- **Problem to solve**
Check each line of the material below for "JSON", then copy the ones that contain it.

Data extracted from a collection
################

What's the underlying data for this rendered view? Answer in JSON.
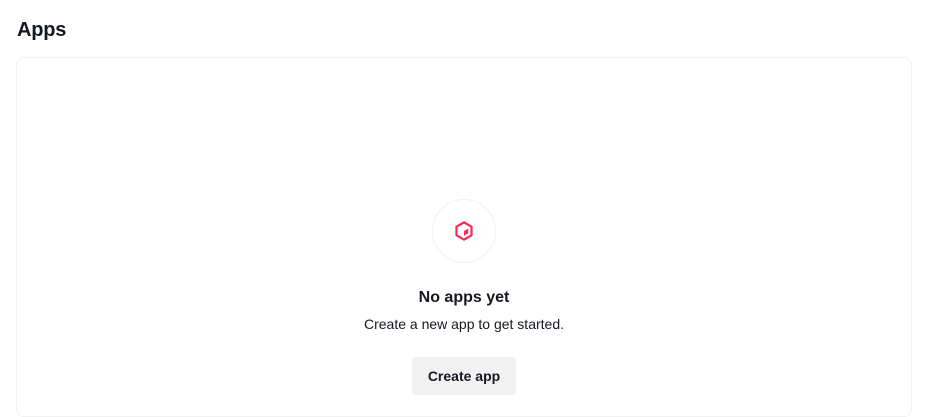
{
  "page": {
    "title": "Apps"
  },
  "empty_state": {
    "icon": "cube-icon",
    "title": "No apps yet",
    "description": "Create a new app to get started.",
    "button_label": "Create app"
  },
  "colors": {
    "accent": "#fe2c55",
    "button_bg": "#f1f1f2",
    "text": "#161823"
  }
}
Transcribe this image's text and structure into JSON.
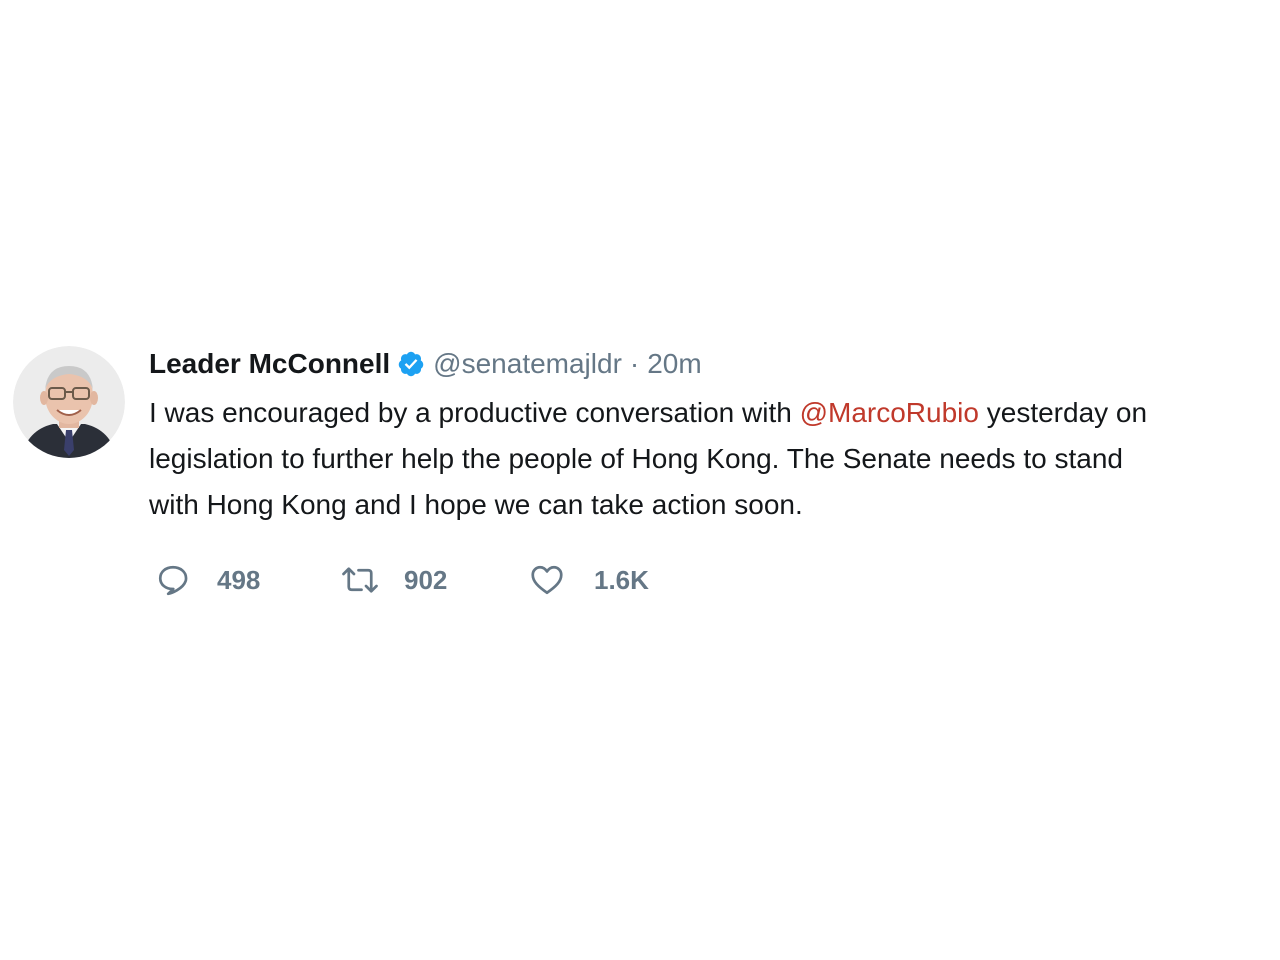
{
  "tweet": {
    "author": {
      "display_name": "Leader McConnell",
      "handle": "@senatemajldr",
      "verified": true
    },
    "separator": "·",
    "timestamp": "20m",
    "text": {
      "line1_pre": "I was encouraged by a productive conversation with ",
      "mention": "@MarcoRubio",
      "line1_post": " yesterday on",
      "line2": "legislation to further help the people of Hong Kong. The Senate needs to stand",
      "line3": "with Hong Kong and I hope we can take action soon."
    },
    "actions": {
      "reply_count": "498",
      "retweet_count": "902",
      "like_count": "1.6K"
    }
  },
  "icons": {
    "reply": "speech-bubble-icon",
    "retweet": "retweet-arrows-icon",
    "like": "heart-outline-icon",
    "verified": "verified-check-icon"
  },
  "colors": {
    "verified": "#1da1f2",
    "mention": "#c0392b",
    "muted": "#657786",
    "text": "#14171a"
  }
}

################

- **Output**
What's the underlying data for this rendered view? Answer in JSON.
Transcribe this image's text and structure into JSON.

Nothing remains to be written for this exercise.